## START INPUT ROWS

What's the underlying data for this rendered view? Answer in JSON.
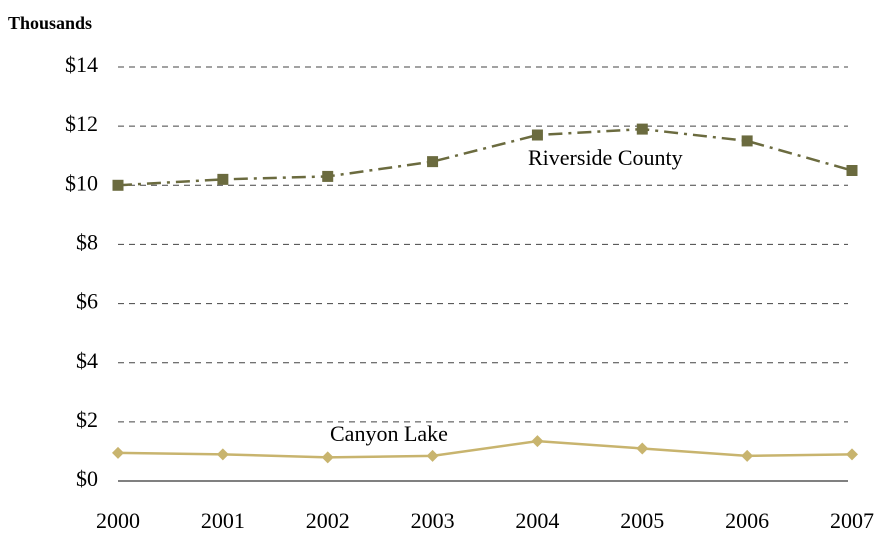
{
  "chart_data": {
    "type": "line",
    "y_axis_label": "Thousands",
    "categories": [
      "2000",
      "2001",
      "2002",
      "2003",
      "2004",
      "2005",
      "2006",
      "2007"
    ],
    "series": [
      {
        "name": "Riverside County",
        "color": "#6b6b3f",
        "marker": "square",
        "dash": "dash-dot",
        "values": [
          10.0,
          10.2,
          10.3,
          10.8,
          11.7,
          11.9,
          11.5,
          10.5
        ]
      },
      {
        "name": "Canyon Lake",
        "color": "#c8b46e",
        "marker": "diamond",
        "dash": "solid",
        "values": [
          0.95,
          0.9,
          0.8,
          0.85,
          1.35,
          1.1,
          0.85,
          0.9
        ]
      }
    ],
    "ylim": [
      0,
      14
    ],
    "yticks": [
      {
        "value": 0,
        "label": "$0"
      },
      {
        "value": 2,
        "label": "$2"
      },
      {
        "value": 4,
        "label": "$4"
      },
      {
        "value": 6,
        "label": "$6"
      },
      {
        "value": 8,
        "label": "$8"
      },
      {
        "value": 10,
        "label": "$10"
      },
      {
        "value": 12,
        "label": "$12"
      },
      {
        "value": 14,
        "label": "$14"
      }
    ],
    "grid": true
  }
}
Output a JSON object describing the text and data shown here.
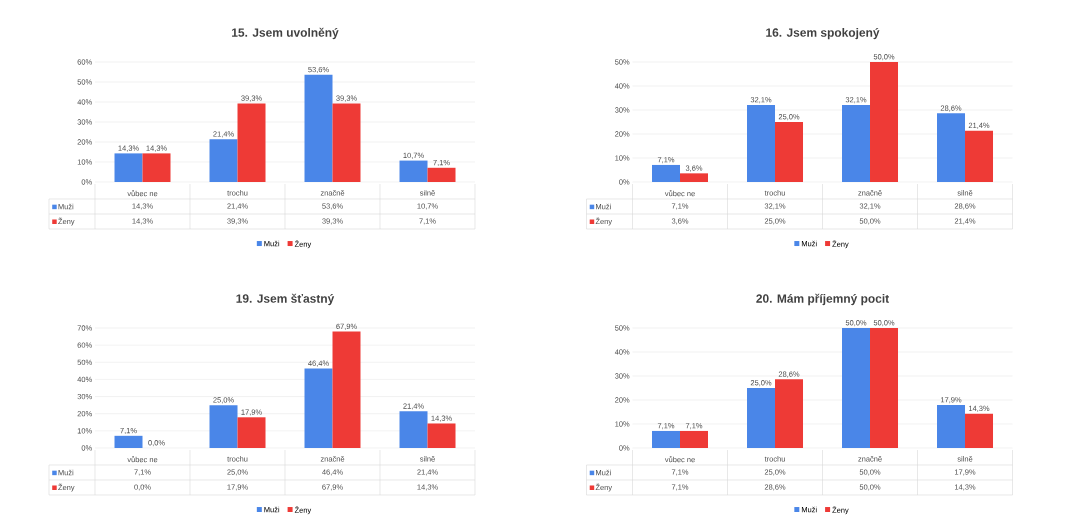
{
  "chart_data": [
    {
      "type": "bar",
      "title": "15. Jsem uvolněný",
      "categories": [
        "vůbec ne",
        "trochu",
        "značně",
        "silně"
      ],
      "series": [
        {
          "name": "Muži",
          "color": "#4a86e8",
          "values": [
            14.3,
            21.4,
            53.6,
            10.7
          ],
          "value_labels": [
            "14,3%",
            "21,4%",
            "53,6%",
            "10,7%"
          ]
        },
        {
          "name": "Ženy",
          "color": "#ee3a36",
          "values": [
            14.3,
            39.3,
            39.3,
            7.1
          ],
          "value_labels": [
            "14,3%",
            "39,3%",
            "39,3%",
            "7,1%"
          ]
        }
      ],
      "ylim": [
        0,
        60
      ],
      "yticks": [
        {
          "value": 0,
          "label": "0%"
        },
        {
          "value": 10,
          "label": "10%"
        },
        {
          "value": 20,
          "label": "20%"
        },
        {
          "value": 30,
          "label": "30%"
        },
        {
          "value": 40,
          "label": "40%"
        },
        {
          "value": 50,
          "label": "50%"
        },
        {
          "value": 60,
          "label": "60%"
        }
      ],
      "grid": "y",
      "legend": "bottom"
    },
    {
      "type": "bar",
      "title": "16. Jsem spokojený",
      "categories": [
        "vůbec ne",
        "trochu",
        "značně",
        "silně"
      ],
      "series": [
        {
          "name": "Muži",
          "color": "#4a86e8",
          "values": [
            7.1,
            32.1,
            32.1,
            28.6
          ],
          "value_labels": [
            "7,1%",
            "32,1%",
            "32,1%",
            "28,6%"
          ]
        },
        {
          "name": "Ženy",
          "color": "#ee3a36",
          "values": [
            3.6,
            25.0,
            50.0,
            21.4
          ],
          "value_labels": [
            "3,6%",
            "25,0%",
            "50,0%",
            "21,4%"
          ]
        }
      ],
      "ylim": [
        0,
        50
      ],
      "yticks": [
        {
          "value": 0,
          "label": "0%"
        },
        {
          "value": 10,
          "label": "10%"
        },
        {
          "value": 20,
          "label": "20%"
        },
        {
          "value": 30,
          "label": "30%"
        },
        {
          "value": 40,
          "label": "40%"
        },
        {
          "value": 50,
          "label": "50%"
        }
      ],
      "grid": "y",
      "legend": "bottom"
    },
    {
      "type": "bar",
      "title": "19. Jsem šťastný",
      "categories": [
        "vůbec ne",
        "trochu",
        "značně",
        "silně"
      ],
      "series": [
        {
          "name": "Muži",
          "color": "#4a86e8",
          "values": [
            7.1,
            25.0,
            46.4,
            21.4
          ],
          "value_labels": [
            "7,1%",
            "25,0%",
            "46,4%",
            "21,4%"
          ]
        },
        {
          "name": "Ženy",
          "color": "#ee3a36",
          "values": [
            0.0,
            17.9,
            67.9,
            14.3
          ],
          "value_labels": [
            "0,0%",
            "17,9%",
            "67,9%",
            "14,3%"
          ]
        }
      ],
      "ylim": [
        0,
        70
      ],
      "yticks": [
        {
          "value": 0,
          "label": "0%"
        },
        {
          "value": 10,
          "label": "10%"
        },
        {
          "value": 20,
          "label": "20%"
        },
        {
          "value": 30,
          "label": "30%"
        },
        {
          "value": 40,
          "label": "40%"
        },
        {
          "value": 50,
          "label": "50%"
        },
        {
          "value": 60,
          "label": "60%"
        },
        {
          "value": 70,
          "label": "70%"
        }
      ],
      "grid": "y",
      "legend": "bottom"
    },
    {
      "type": "bar",
      "title": "20. Mám příjemný pocit",
      "categories": [
        "vůbec ne",
        "trochu",
        "značně",
        "silně"
      ],
      "series": [
        {
          "name": "Muži",
          "color": "#4a86e8",
          "values": [
            7.1,
            25.0,
            50.0,
            17.9
          ],
          "value_labels": [
            "7,1%",
            "25,0%",
            "50,0%",
            "17,9%"
          ]
        },
        {
          "name": "Ženy",
          "color": "#ee3a36",
          "values": [
            7.1,
            28.6,
            50.0,
            14.3
          ],
          "value_labels": [
            "7,1%",
            "28,6%",
            "50,0%",
            "14,3%"
          ]
        }
      ],
      "ylim": [
        0,
        50
      ],
      "yticks": [
        {
          "value": 0,
          "label": "0%"
        },
        {
          "value": 10,
          "label": "10%"
        },
        {
          "value": 20,
          "label": "20%"
        },
        {
          "value": 30,
          "label": "30%"
        },
        {
          "value": 40,
          "label": "40%"
        },
        {
          "value": 50,
          "label": "50%"
        }
      ],
      "grid": "y",
      "legend": "bottom"
    }
  ]
}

## END INPUT ROWS

Give every record again exactly, apart from the pictures, which stay out.

What's the underlying data for this rendered view? Answer in JSON.
{
  "chart_data": {
    "type": "line",
    "y_axis_label": "Thousands",
    "categories": [
      "2000",
      "2001",
      "2002",
      "2003",
      "2004",
      "2005",
      "2006",
      "2007"
    ],
    "series": [
      {
        "name": "Riverside County",
        "color": "#6b6b3f",
        "marker": "square",
        "dash": "dash-dot",
        "values": [
          10.0,
          10.2,
          10.3,
          10.8,
          11.7,
          11.9,
          11.5,
          10.5
        ]
      },
      {
        "name": "Canyon Lake",
        "color": "#c8b46e",
        "marker": "diamond",
        "dash": "solid",
        "values": [
          0.95,
          0.9,
          0.8,
          0.85,
          1.35,
          1.1,
          0.85,
          0.9
        ]
      }
    ],
    "ylim": [
      0,
      14
    ],
    "yticks": [
      {
        "value": 0,
        "label": "$0"
      },
      {
        "value": 2,
        "label": "$2"
      },
      {
        "value": 4,
        "label": "$4"
      },
      {
        "value": 6,
        "label": "$6"
      },
      {
        "value": 8,
        "label": "$8"
      },
      {
        "value": 10,
        "label": "$10"
      },
      {
        "value": 12,
        "label": "$12"
      },
      {
        "value": 14,
        "label": "$14"
      }
    ],
    "grid": true
  }
}
Output a JSON object describing the text and data shown here.
{
  "chart_data": [
    {
      "type": "bar",
      "title": "15. Jsem uvolněný",
      "categories": [
        "vůbec ne",
        "trochu",
        "značně",
        "silně"
      ],
      "series": [
        {
          "name": "Muži",
          "color": "#4a86e8",
          "values": [
            14.3,
            21.4,
            53.6,
            10.7
          ],
          "value_labels": [
            "14,3%",
            "21,4%",
            "53,6%",
            "10,7%"
          ]
        },
        {
          "name": "Ženy",
          "color": "#ee3a36",
          "values": [
            14.3,
            39.3,
            39.3,
            7.1
          ],
          "value_labels": [
            "14,3%",
            "39,3%",
            "39,3%",
            "7,1%"
          ]
        }
      ],
      "ylim": [
        0,
        60
      ],
      "yticks": [
        {
          "value": 0,
          "label": "0%"
        },
        {
          "value": 10,
          "label": "10%"
        },
        {
          "value": 20,
          "label": "20%"
        },
        {
          "value": 30,
          "label": "30%"
        },
        {
          "value": 40,
          "label": "40%"
        },
        {
          "value": 50,
          "label": "50%"
        },
        {
          "value": 60,
          "label": "60%"
        }
      ],
      "grid": "y",
      "legend": "bottom"
    },
    {
      "type": "bar",
      "title": "16. Jsem spokojený",
      "categories": [
        "vůbec ne",
        "trochu",
        "značně",
        "silně"
      ],
      "series": [
        {
          "name": "Muži",
          "color": "#4a86e8",
          "values": [
            7.1,
            32.1,
            32.1,
            28.6
          ],
          "value_labels": [
            "7,1%",
            "32,1%",
            "32,1%",
            "28,6%"
          ]
        },
        {
          "name": "Ženy",
          "color": "#ee3a36",
          "values": [
            3.6,
            25.0,
            50.0,
            21.4
          ],
          "value_labels": [
            "3,6%",
            "25,0%",
            "50,0%",
            "21,4%"
          ]
        }
      ],
      "ylim": [
        0,
        50
      ],
      "yticks": [
        {
          "value": 0,
          "label": "0%"
        },
        {
          "value": 10,
          "label": "10%"
        },
        {
          "value": 20,
          "label": "20%"
        },
        {
          "value": 30,
          "label": "30%"
        },
        {
          "value": 40,
          "label": "40%"
        },
        {
          "value": 50,
          "label": "50%"
        }
      ],
      "grid": "y",
      "legend": "bottom"
    },
    {
      "type": "bar",
      "title": "19. Jsem šťastný",
      "categories": [
        "vůbec ne",
        "trochu",
        "značně",
        "silně"
      ],
      "series": [
        {
          "name": "Muži",
          "color": "#4a86e8",
          "values": [
            7.1,
            25.0,
            46.4,
            21.4
          ],
          "value_labels": [
            "7,1%",
            "25,0%",
            "46,4%",
            "21,4%"
          ]
        },
        {
          "name": "Ženy",
          "color": "#ee3a36",
          "values": [
            0.0,
            17.9,
            67.9,
            14.3
          ],
          "value_labels": [
            "0,0%",
            "17,9%",
            "67,9%",
            "14,3%"
          ]
        }
      ],
      "ylim": [
        0,
        70
      ],
      "yticks": [
        {
          "value": 0,
          "label": "0%"
        },
        {
          "value": 10,
          "label": "10%"
        },
        {
          "value": 20,
          "label": "20%"
        },
        {
          "value": 30,
          "label": "30%"
        },
        {
          "value": 40,
          "label": "40%"
        },
        {
          "value": 50,
          "label": "50%"
        },
        {
          "value": 60,
          "label": "60%"
        },
        {
          "value": 70,
          "label": "70%"
        }
      ],
      "grid": "y",
      "legend": "bottom"
    },
    {
      "type": "bar",
      "title": "20. Mám příjemný pocit",
      "categories": [
        "vůbec ne",
        "trochu",
        "značně",
        "silně"
      ],
      "series": [
        {
          "name": "Muži",
          "color": "#4a86e8",
          "values": [
            7.1,
            25.0,
            50.0,
            17.9
          ],
          "value_labels": [
            "7,1%",
            "25,0%",
            "50,0%",
            "17,9%"
          ]
        },
        {
          "name": "Ženy",
          "color": "#ee3a36",
          "values": [
            7.1,
            28.6,
            50.0,
            14.3
          ],
          "value_labels": [
            "7,1%",
            "28,6%",
            "50,0%",
            "14,3%"
          ]
        }
      ],
      "ylim": [
        0,
        50
      ],
      "yticks": [
        {
          "value": 0,
          "label": "0%"
        },
        {
          "value": 10,
          "label": "10%"
        },
        {
          "value": 20,
          "label": "20%"
        },
        {
          "value": 30,
          "label": "30%"
        },
        {
          "value": 40,
          "label": "40%"
        },
        {
          "value": 50,
          "label": "50%"
        }
      ],
      "grid": "y",
      "legend": "bottom"
    }
  ]
}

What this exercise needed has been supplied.